Reproduce the data below line for line, leaving out the pictures.

____________________

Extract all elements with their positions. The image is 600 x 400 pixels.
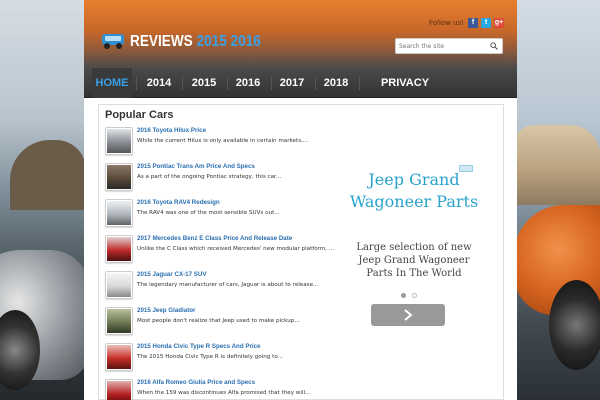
logo-years-text: 2015 2016 <box>196 33 261 50</box>
advertisement[interactable]: Jeep Grand Wagoneer Parts Large selectio… <box>349 165 479 335</box>
car-thumbnail[interactable] <box>105 343 133 371</box>
post-title-link[interactable]: 2016 Toyota Hilux Price <box>137 127 206 134</box>
search-input[interactable] <box>399 41 485 52</box>
list-item[interactable]: 2017 Mercedes Benz E Class Price And Rel… <box>105 235 335 267</box>
background-left <box>0 0 90 400</box>
thumbnail-image <box>107 201 131 225</box>
nav-item-privacy-policy[interactable]: PRIVACY POLICY <box>364 68 446 119</box>
search-icon[interactable] <box>490 42 498 50</box>
thumbnail-image <box>107 237 131 261</box>
post-excerpt: While the current Hilux is only availabl… <box>137 138 309 144</box>
site-logo[interactable]: REVIEWS 2015 2016 <box>130 33 261 51</box>
logo-car-icon[interactable] <box>100 30 126 50</box>
post-excerpt: When the 159 was discontinues Alfa promi… <box>137 390 311 396</box>
post-excerpt: The 2015 Honda Civic Type R is definitel… <box>137 354 283 360</box>
popular-cars-heading: Popular Cars <box>105 109 174 121</box>
ad-next-button[interactable] <box>371 304 445 326</box>
list-item[interactable]: 2015 Pontiac Trans Am Price And Specs As… <box>105 163 335 195</box>
nav-divider <box>227 76 228 90</box>
nav-divider <box>136 76 137 90</box>
carousel-dot-active[interactable] <box>401 293 406 298</box>
post-title-link[interactable]: 2016 Alfa Romeo Giulia Price and Specs <box>137 379 255 386</box>
ad-headline[interactable]: Jeep Grand Wagoneer Parts <box>349 169 479 213</box>
post-title-link[interactable]: 2015 Pontiac Trans Am Price And Specs <box>137 163 255 170</box>
car-thumbnail[interactable] <box>105 163 133 191</box>
thumbnail-image <box>107 165 131 189</box>
nav-divider <box>271 76 272 90</box>
post-excerpt: The legendary manufacturer of cars, Jagu… <box>137 282 319 288</box>
post-title-link[interactable]: 2015 Jeep Gladiator <box>137 307 195 314</box>
background-rock <box>10 140 86 210</box>
thumbnail-image <box>107 381 131 400</box>
thumbnail-image <box>107 273 131 297</box>
search-box <box>395 38 503 54</box>
content-panel: Popular Cars 2016 Toyota Hilux Price Whi… <box>98 104 504 400</box>
nav-item-2015[interactable]: 2015 <box>185 68 223 98</box>
ad-body-text: Large selection of new Jeep Grand Wagone… <box>356 242 472 279</box>
list-item[interactable]: 2016 Alfa Romeo Giulia Price and Specs W… <box>105 379 335 400</box>
post-title-link[interactable]: 2015 Honda Civic Type R Specs And Price <box>137 343 260 350</box>
thumbnail-image <box>107 345 131 369</box>
car-thumbnail[interactable] <box>105 379 133 400</box>
post-excerpt: As a part of the ongoing Pontiac strateg… <box>137 174 282 180</box>
list-item[interactable]: 2016 Toyota Hilux Price While the curren… <box>105 127 335 159</box>
thumbnail-image <box>107 309 131 333</box>
background-wheel <box>549 280 600 370</box>
car-thumbnail[interactable] <box>105 199 133 227</box>
background-town <box>514 125 600 205</box>
thumbnail-image <box>107 129 131 153</box>
post-title-link[interactable]: 2017 Mercedes Benz E Class Price And Rel… <box>137 235 292 242</box>
nav-divider <box>182 76 183 90</box>
post-excerpt: Most people don't realize that Jeep used… <box>137 318 300 324</box>
facebook-icon[interactable]: f <box>468 18 478 28</box>
list-item[interactable]: 2015 Honda Civic Type R Specs And Price … <box>105 343 335 375</box>
carousel-dot[interactable] <box>412 293 417 298</box>
site-container: REVIEWS 2015 2016 Follow us! f t g+ HOME… <box>84 0 517 400</box>
car-thumbnail[interactable] <box>105 235 133 263</box>
list-item[interactable]: 2016 Toyota RAV4 Redesign The RAV4 was o… <box>105 199 335 231</box>
car-thumbnail[interactable] <box>105 127 133 155</box>
car-thumbnail[interactable] <box>105 307 133 335</box>
site-header: REVIEWS 2015 2016 Follow us! f t g+ <box>84 0 517 68</box>
nav-item-home[interactable]: HOME <box>92 68 132 98</box>
background-right <box>514 0 600 400</box>
main-navigation: HOME 2014 2015 2016 2017 2018 PRIVACY PO… <box>84 68 517 119</box>
twitter-icon[interactable]: t <box>481 18 491 28</box>
nav-item-2018[interactable]: 2018 <box>317 68 355 98</box>
post-title-link[interactable]: 2016 Toyota RAV4 Redesign <box>137 199 220 206</box>
nav-item-2014[interactable]: 2014 <box>140 68 178 98</box>
post-excerpt: The RAV4 was one of the most sensible SU… <box>137 210 280 216</box>
chevron-right-icon <box>404 309 413 321</box>
list-item[interactable]: 2015 Jeep Gladiator Most people don't re… <box>105 307 335 339</box>
nav-divider <box>315 76 316 90</box>
logo-main-text: REVIEWS <box>130 33 197 50</box>
list-item[interactable]: 2015 Jaguar CX-17 SUV The legendary manu… <box>105 271 335 303</box>
post-title-link[interactable]: 2015 Jaguar CX-17 SUV <box>137 271 206 278</box>
nav-divider <box>359 76 360 90</box>
nav-item-2017[interactable]: 2017 <box>273 68 311 98</box>
car-thumbnail[interactable] <box>105 271 133 299</box>
follow-us-label: Follow us! <box>429 19 465 27</box>
google-plus-icon[interactable]: g+ <box>494 18 504 28</box>
post-excerpt: Unlike the C Class which received Merced… <box>137 246 335 252</box>
nav-item-2016[interactable]: 2016 <box>229 68 267 98</box>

____________________

◆ **Correct output**
Extract all elements with their positions. The image is 600 x 400 pixels.
logo-years-text: 2015 2016 <box>196 33 261 50</box>
advertisement[interactable]: Jeep Grand Wagoneer Parts Large selectio… <box>349 165 479 335</box>
car-thumbnail[interactable] <box>105 343 133 371</box>
post-title-link[interactable]: 2016 Toyota Hilux Price <box>137 127 206 134</box>
search-input[interactable] <box>399 41 485 52</box>
list-item[interactable]: 2017 Mercedes Benz E Class Price And Rel… <box>105 235 335 267</box>
background-left <box>0 0 90 400</box>
thumbnail-image <box>107 201 131 225</box>
nav-item-privacy-policy[interactable]: PRIVACY POLICY <box>364 68 446 119</box>
search-icon[interactable] <box>490 42 498 50</box>
thumbnail-image <box>107 237 131 261</box>
post-excerpt: While the current Hilux is only availabl… <box>137 138 309 144</box>
site-logo[interactable]: REVIEWS 2015 2016 <box>130 33 261 51</box>
logo-car-icon[interactable] <box>100 30 126 50</box>
post-excerpt: When the 159 was discontinues Alfa promi… <box>137 390 311 396</box>
post-excerpt: The 2015 Honda Civic Type R is definitel… <box>137 354 283 360</box>
popular-cars-heading: Popular Cars <box>105 109 174 121</box>
ad-next-button[interactable] <box>371 304 445 326</box>
list-item[interactable]: 2015 Pontiac Trans Am Price And Specs As… <box>105 163 335 195</box>
nav-divider <box>227 76 228 90</box>
nav-divider <box>136 76 137 90</box>
carousel-dot-active[interactable] <box>401 293 406 298</box>
post-title-link[interactable]: 2016 Alfa Romeo Giulia Price and Specs <box>137 379 255 386</box>
ad-headline[interactable]: Jeep Grand Wagoneer Parts <box>349 169 479 213</box>
post-title-link[interactable]: 2015 Pontiac Trans Am Price And Specs <box>137 163 255 170</box>
car-thumbnail[interactable] <box>105 163 133 191</box>
thumbnail-image <box>107 165 131 189</box>
nav-divider <box>271 76 272 90</box>
post-excerpt: The legendary manufacturer of cars, Jagu… <box>137 282 319 288</box>
post-title-link[interactable]: 2015 Jeep Gladiator <box>137 307 195 314</box>
background-rock <box>10 140 86 210</box>
thumbnail-image <box>107 381 131 400</box>
thumbnail-image <box>107 273 131 297</box>
search-box <box>395 38 503 54</box>
content-panel: Popular Cars 2016 Toyota Hilux Price Whi… <box>98 104 504 400</box>
nav-item-2015[interactable]: 2015 <box>185 68 223 98</box>
ad-body-text: Large selection of new Jeep Grand Wagone… <box>356 242 472 279</box>
list-item[interactable]: 2016 Alfa Romeo Giulia Price and Specs W… <box>105 379 335 400</box>
post-title-link[interactable]: 2015 Honda Civic Type R Specs And Price <box>137 343 260 350</box>
thumbnail-image <box>107 345 131 369</box>
car-thumbnail[interactable] <box>105 379 133 400</box>
post-excerpt: As a part of the ongoing Pontiac strateg… <box>137 174 282 180</box>
list-item[interactable]: 2016 Toyota Hilux Price While the curren… <box>105 127 335 159</box>
thumbnail-image <box>107 309 131 333</box>
background-wheel <box>549 280 600 370</box>
car-thumbnail[interactable] <box>105 199 133 227</box>
background-town <box>514 125 600 205</box>
thumbnail-image <box>107 129 131 153</box>
post-title-link[interactable]: 2017 Mercedes Benz E Class Price And Rel… <box>137 235 292 242</box>
nav-divider <box>182 76 183 90</box>
post-excerpt: Most people don't realize that Jeep used… <box>137 318 300 324</box>
facebook-icon[interactable]: f <box>468 18 478 28</box>
list-item[interactable]: 2015 Honda Civic Type R Specs And Price … <box>105 343 335 375</box>
carousel-dot[interactable] <box>412 293 417 298</box>
site-container: REVIEWS 2015 2016 Follow us! f t g+ HOME… <box>84 0 517 400</box>
car-thumbnail[interactable] <box>105 235 133 263</box>
list-item[interactable]: 2016 Toyota RAV4 Redesign The RAV4 was o… <box>105 199 335 231</box>
car-thumbnail[interactable] <box>105 127 133 155</box>
car-thumbnail[interactable] <box>105 307 133 335</box>
site-header: REVIEWS 2015 2016 Follow us! f t g+ <box>84 0 517 68</box>
nav-item-home[interactable]: HOME <box>92 68 132 98</box>
background-right <box>514 0 600 400</box>
main-navigation: HOME 2014 2015 2016 2017 2018 PRIVACY PO… <box>84 68 517 119</box>
twitter-icon[interactable]: t <box>481 18 491 28</box>
nav-item-2018[interactable]: 2018 <box>317 68 355 98</box>
post-title-link[interactable]: 2016 Toyota RAV4 Redesign <box>137 199 220 206</box>
nav-item-2014[interactable]: 2014 <box>140 68 178 98</box>
post-excerpt: The RAV4 was one of the most sensible SU… <box>137 210 280 216</box>
chevron-right-icon <box>404 309 413 321</box>
list-item[interactable]: 2015 Jeep Gladiator Most people don't re… <box>105 307 335 339</box>
nav-divider <box>315 76 316 90</box>
logo-main-text: REVIEWS <box>130 33 197 50</box>
list-item[interactable]: 2015 Jaguar CX-17 SUV The legendary manu… <box>105 271 335 303</box>
post-title-link[interactable]: 2015 Jaguar CX-17 SUV <box>137 271 206 278</box>
nav-divider <box>359 76 360 90</box>
nav-item-2017[interactable]: 2017 <box>273 68 311 98</box>
car-thumbnail[interactable] <box>105 271 133 299</box>
follow-us-label: Follow us! <box>429 19 465 27</box>
google-plus-icon[interactable]: g+ <box>494 18 504 28</box>
post-excerpt: Unlike the C Class which received Merced… <box>137 246 335 252</box>
nav-item-2016[interactable]: 2016 <box>229 68 267 98</box>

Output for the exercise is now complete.